DATA FOR THIS EXERCISE:
================================
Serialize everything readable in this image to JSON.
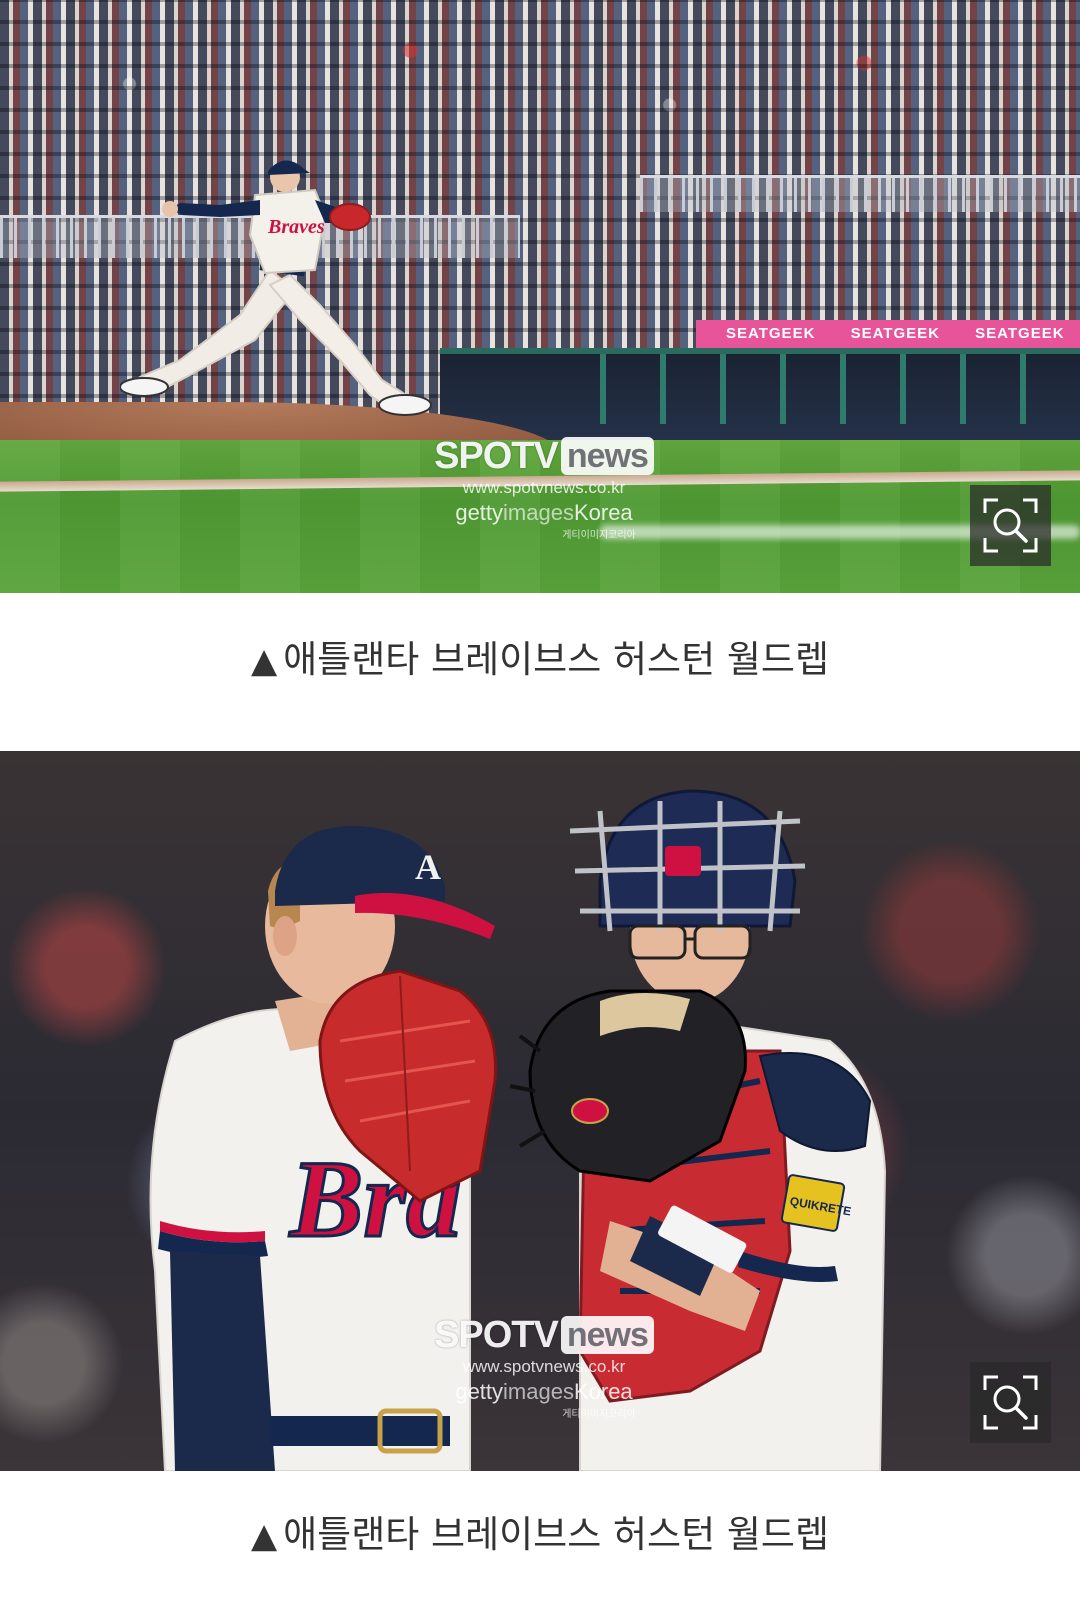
{
  "photos": [
    {
      "watermark": {
        "brand_spotv": "SPOTV",
        "brand_news": "news",
        "url": "www.spotvnews.co.kr",
        "getty_prefix": "getty",
        "getty_middle": "images",
        "getty_suffix": "Korea",
        "getty_korean": "게티이미지코리아"
      },
      "banner_texts": [
        "SEATGEEK",
        "SEATGEEK",
        "SEATGEEK"
      ],
      "zoom_icon": "zoom-search-icon",
      "caption": {
        "marker": "▲",
        "text": "애틀랜타 브레이브스 허스턴 월드렙"
      }
    },
    {
      "watermark": {
        "brand_spotv": "SPOTV",
        "brand_news": "news",
        "url": "www.spotvnews.co.kr",
        "getty_prefix": "getty",
        "getty_middle": "images",
        "getty_suffix": "Korea",
        "getty_korean": "게티이미지코리아"
      },
      "jersey_text": "Bra",
      "patch_text": "QUIKRETE",
      "zoom_icon": "zoom-search-icon",
      "caption": {
        "marker": "▲",
        "text": "애틀랜타 브레이브스 허스턴 월드렙"
      }
    }
  ],
  "colors": {
    "caption_text": "#333333",
    "background": "#ffffff",
    "zoom_button_bg": "#282828",
    "braves_navy": "#13274f",
    "braves_red": "#ce1141",
    "banner_pink": "#e8549a"
  }
}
================================
TASK OBJECTIVE: Output every entry exactly as given; pictures are not part of the copy.

TASK OUTPUT:
Serialize everything readable in this image to JSON.
{
  "photos": [
    {
      "watermark": {
        "brand_spotv": "SPOTV",
        "brand_news": "news",
        "url": "www.spotvnews.co.kr",
        "getty_prefix": "getty",
        "getty_middle": "images",
        "getty_suffix": "Korea",
        "getty_korean": "게티이미지코리아"
      },
      "banner_texts": [
        "SEATGEEK",
        "SEATGEEK",
        "SEATGEEK"
      ],
      "zoom_icon": "zoom-search-icon",
      "caption": {
        "marker": "▲",
        "text": "애틀랜타 브레이브스 허스턴 월드렙"
      }
    },
    {
      "watermark": {
        "brand_spotv": "SPOTV",
        "brand_news": "news",
        "url": "www.spotvnews.co.kr",
        "getty_prefix": "getty",
        "getty_middle": "images",
        "getty_suffix": "Korea",
        "getty_korean": "게티이미지코리아"
      },
      "jersey_text": "Bra",
      "patch_text": "QUIKRETE",
      "zoom_icon": "zoom-search-icon",
      "caption": {
        "marker": "▲",
        "text": "애틀랜타 브레이브스 허스턴 월드렙"
      }
    }
  ],
  "colors": {
    "caption_text": "#333333",
    "background": "#ffffff",
    "zoom_button_bg": "#282828",
    "braves_navy": "#13274f",
    "braves_red": "#ce1141",
    "banner_pink": "#e8549a"
  }
}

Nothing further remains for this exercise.